**WHAT YOU SHOULD DO:**
Go through the entries one line at a time, and gather every line that has the word "characterList".
----------
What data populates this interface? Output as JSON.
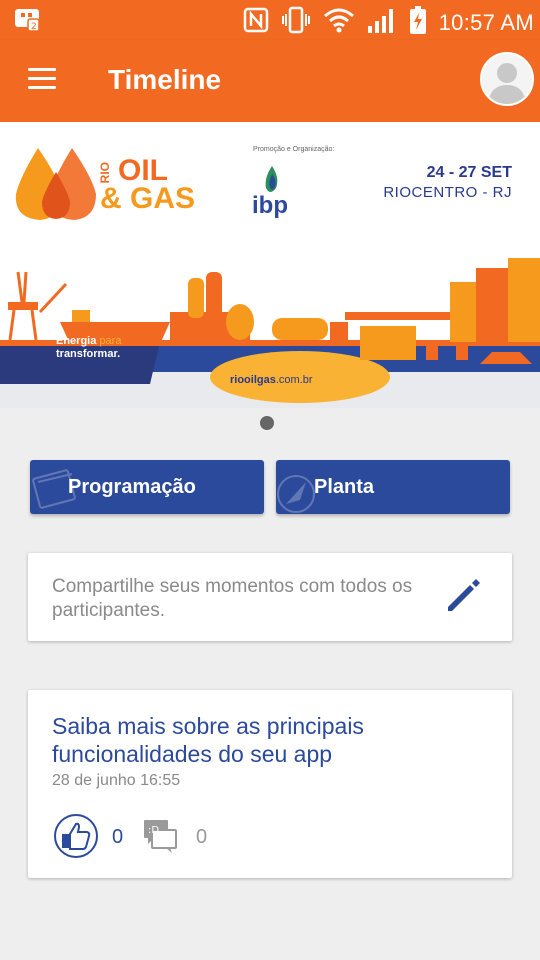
{
  "status_bar": {
    "time": "10:57 AM"
  },
  "app_bar": {
    "title": "Timeline"
  },
  "banner": {
    "logo_rio": "RIO",
    "logo_oil": "OIL",
    "logo_gas": "& GAS",
    "promo_text": "Promoção e Organização:",
    "ibp_text": "ibp",
    "dates": "24 - 27 SET",
    "venue": "RIOCENTRO - RJ",
    "tagline_bold1": "Energia",
    "tagline_light": "para",
    "tagline_bold2": "transformar.",
    "site_bold": "riooilgas",
    "site_light": ".com.br"
  },
  "actions": {
    "programacao": "Programação",
    "planta": "Planta"
  },
  "share": {
    "prompt": "Compartilhe seus momentos com todos os participantes."
  },
  "post": {
    "title": "Saiba mais sobre as principais funcionalidades do seu app",
    "date": "28 de junho 16:55",
    "likes": "0",
    "comments": "0"
  },
  "colors": {
    "primary": "#f26a22",
    "accent": "#2c4a9c",
    "background": "#eeeeee"
  }
}
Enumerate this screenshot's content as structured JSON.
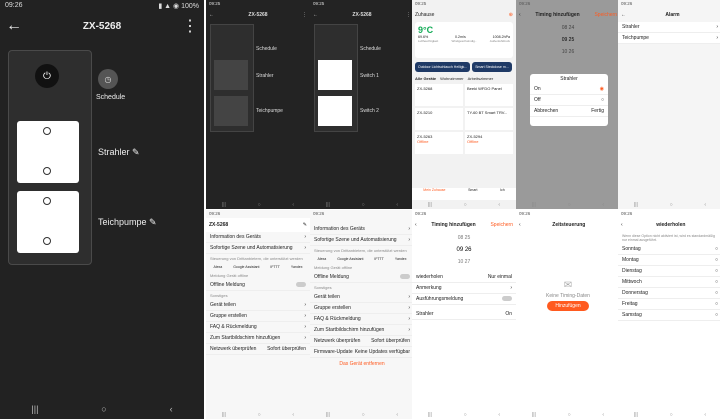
{
  "big": {
    "time": "09:26",
    "title": "ZX-5268",
    "schedule": "Schedule",
    "switch1": "Strahler",
    "switch2": "Teichpumpe"
  },
  "p1": {
    "time": "09:25",
    "title": "ZX-5268",
    "schedule": "Schedule",
    "s1": "Strahler",
    "s2": "Teichpumpe"
  },
  "p2": {
    "time": "09:25",
    "title": "ZX-5268",
    "schedule": "Schedule",
    "s1": "Switch 1",
    "s2": "Switch 2"
  },
  "p3": {
    "time": "09:25",
    "home": "Zuhause",
    "temp": "9°C",
    "hum": "69.6%",
    "hum_l": "Luftfeuchtigkeit",
    "pm": "0.2m/s",
    "pm_l": "Windgeschwindig..",
    "pr": "1008.2hPa",
    "pr_l": "Außenluftdruck",
    "scene1": "Outdoor Lichtschlauch Helligk...",
    "scene2": "Smart Steckdose m...",
    "tabs": [
      "Alle Geräte",
      "Wohnzimmer",
      "Arbeitszimmer"
    ],
    "devices": [
      "ZX-5268",
      "Beeki WFDO Panel",
      "ZX-5210",
      "TY-60 BT Smart TRV...",
      "ZX-5263",
      "ZX-5294"
    ],
    "offline": "Offline",
    "nav": [
      "Mein Zuhause",
      "Smart",
      "Ich"
    ]
  },
  "p4": {
    "time": "09:26",
    "title": "Timing hinzufügen",
    "save": "Speichern",
    "times": [
      "08 24",
      "09 25",
      "10 26"
    ],
    "dlg": "Strahler",
    "on": "On",
    "off": "Off",
    "cancel": "Abbrechen",
    "done": "Fertig"
  },
  "p5": {
    "time": "09:26",
    "title": "Alarm",
    "items": [
      "Strahler",
      "Teichpumpe"
    ]
  },
  "p6": {
    "time": "09:26",
    "title": "ZX-5268",
    "i1": "Information des Geräts",
    "i2": "Sofortige Szene und Automatisierung",
    "third": "Steuerung von Drittanbietern, die unterstützt werden",
    "tp": [
      "Alexa",
      "Google Assistant",
      "IFTTT",
      "Yandex"
    ],
    "off_l": "Meldung Gerät offline",
    "off": "Offline Meldung",
    "sonst": "Sonstiges",
    "rows": [
      "Gerät teilen",
      "Gruppe erstellen",
      "FAQ & Rückmeldung",
      "Zum Startbildschirm hinzufügen",
      "Netzwerk überprüfen"
    ],
    "check": "Sofort überprüfen"
  },
  "p7": {
    "time": "09:26",
    "i1": "Information des Geräts",
    "i2": "Sofortige Szene und Automatisierung",
    "third": "Steuerung von Drittanbietern, die unterstützt werden",
    "tp": [
      "Alexa",
      "Google Assistant",
      "IFTTT",
      "Yandex"
    ],
    "off_l": "Meldung Gerät offline",
    "off": "Offline Meldung",
    "sonst": "Sonstiges",
    "rows": [
      "Gerät teilen",
      "Gruppe erstellen",
      "FAQ & Rückmeldung",
      "Zum Startbildschirm hinzufügen",
      "Netzwerk überprüfen",
      "Firmware-Update"
    ],
    "check": "Sofort überprüfen",
    "fw": "Keine Updates verfügbar",
    "remove": "Das Gerät entfernen"
  },
  "p8": {
    "time": "09:26",
    "title": "Timing hinzufügen",
    "save": "Speichern",
    "times": [
      "08 25",
      "09 26",
      "10 27"
    ],
    "rep": "wiederholen",
    "rep_v": "Nur einmal",
    "note": "Anmerkung",
    "ausf": "Ausführungsmeldung",
    "strahler": "Strahler",
    "on": "On"
  },
  "p9": {
    "time": "09:26",
    "title": "Zeitsteuerung",
    "empty": "Keine Timing-Daten",
    "add": "Hinzufügen"
  },
  "p10": {
    "time": "09:26",
    "title": "wiederholen",
    "hint": "Wenn diese Option nicht aktiviert ist, wird es standardmäßig nur einmal ausgeführt.",
    "days": [
      "Sonntag",
      "Montag",
      "Dienstag",
      "Mittwoch",
      "Donnerstag",
      "Freitag",
      "Samstag"
    ]
  }
}
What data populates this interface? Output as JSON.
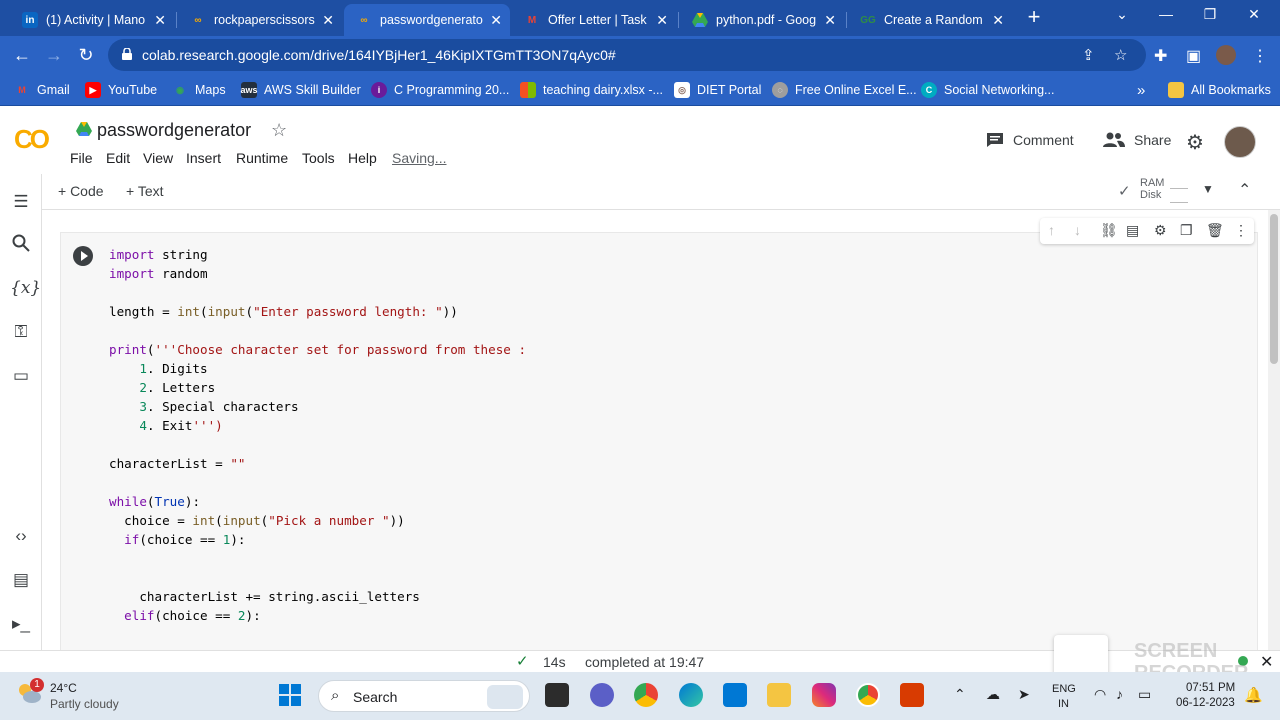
{
  "browser": {
    "tabs": [
      {
        "label": "(1) Activity | Mano",
        "favicon": "linkedin-icon",
        "color": "#0a66c2"
      },
      {
        "label": "rockpaperscissors",
        "favicon": "colab-icon",
        "color": "#f9ab00"
      },
      {
        "label": "passwordgenerato",
        "favicon": "colab-icon",
        "color": "#f9ab00"
      },
      {
        "label": "Offer Letter | Task",
        "favicon": "gmail-icon",
        "color": "#ea4335"
      },
      {
        "label": "python.pdf - Goog",
        "favicon": "drive-icon",
        "color": "#34a853"
      },
      {
        "label": "Create a Random",
        "favicon": "geeks-icon",
        "color": "#2f8d46"
      }
    ],
    "url": "colab.research.google.com/drive/164IYBjHer1_46KipIXTGmTT3ON7qAyc0#",
    "bookmarks": [
      {
        "label": "Gmail",
        "color": "#ea4335"
      },
      {
        "label": "YouTube",
        "color": "#ff0000"
      },
      {
        "label": "Maps",
        "color": "#34a853"
      },
      {
        "label": "AWS Skill Builder",
        "color": "#232f3e"
      },
      {
        "label": "C Programming 20...",
        "color": "#6a1b9a"
      },
      {
        "label": "teaching dairy.xlsx -...",
        "color": "#f4b400"
      },
      {
        "label": "DIET Portal",
        "color": "#8d6e63"
      },
      {
        "label": "Free Online Excel E...",
        "color": "#9e9e9e"
      },
      {
        "label": "Social Networking...",
        "color": "#00acc1"
      }
    ],
    "bookmarks_overflow": "»",
    "all_bookmarks": "All Bookmarks"
  },
  "colab": {
    "logo": "CO",
    "title": "passwordgenerator",
    "menus": [
      "File",
      "Edit",
      "View",
      "Insert",
      "Runtime",
      "Tools",
      "Help"
    ],
    "saving": "Saving...",
    "comment": "Comment",
    "share": "Share",
    "add_code": "+ Code",
    "add_text": "+ Text",
    "ram": "RAM",
    "disk": "Disk"
  },
  "cell": {
    "code_lines": [
      "import string",
      "import random",
      "",
      "length = int(input(\"Enter password length: \"))",
      "",
      "print('''Choose character set for password from these :",
      "    1. Digits",
      "    2. Letters",
      "    3. Special characters",
      "    4. Exit''')",
      "",
      "characterList = \"\"",
      "",
      "while(True):",
      "  choice = int(input(\"Pick a number \"))",
      "  if(choice == 1):",
      "",
      "",
      "    characterList += string.ascii_letters",
      "  elif(choice == 2):"
    ]
  },
  "status": {
    "duration": "14s",
    "completed": "completed at 19:47"
  },
  "taskbar": {
    "temp": "24°C",
    "weather": "Partly cloudy",
    "badge": "1",
    "search": "Search",
    "lang1": "ENG",
    "lang2": "IN",
    "time": "07:51 PM",
    "date": "06-12-2023"
  },
  "watermark": [
    "SCREEN",
    "RECORDER"
  ]
}
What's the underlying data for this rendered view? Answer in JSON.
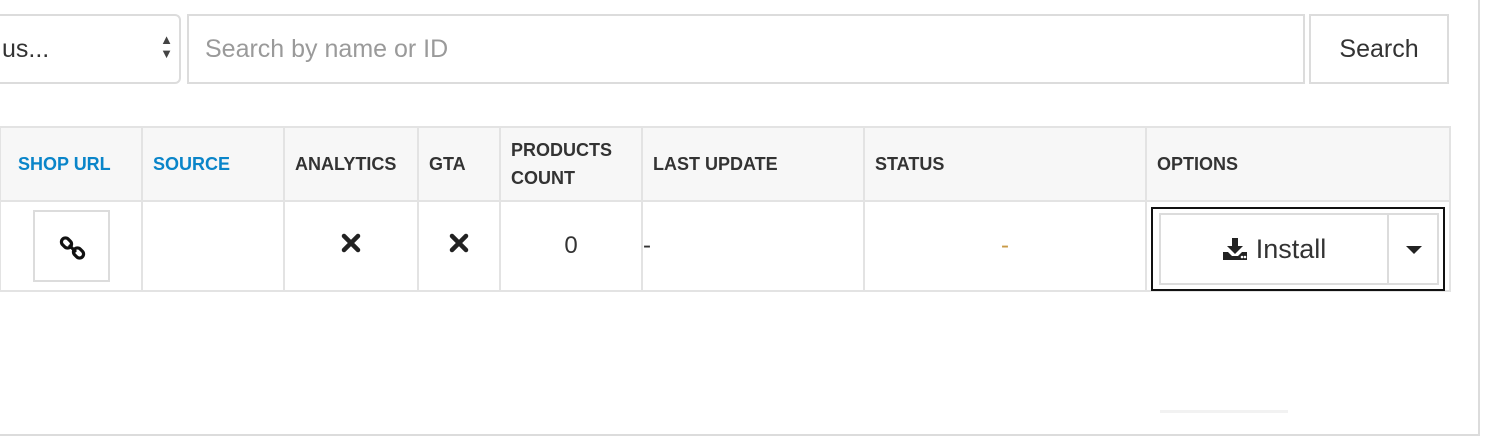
----------
**COMPLETE ANSWER:**
      "characterList = \"\"",
      "    characterList += string.ascii_letters",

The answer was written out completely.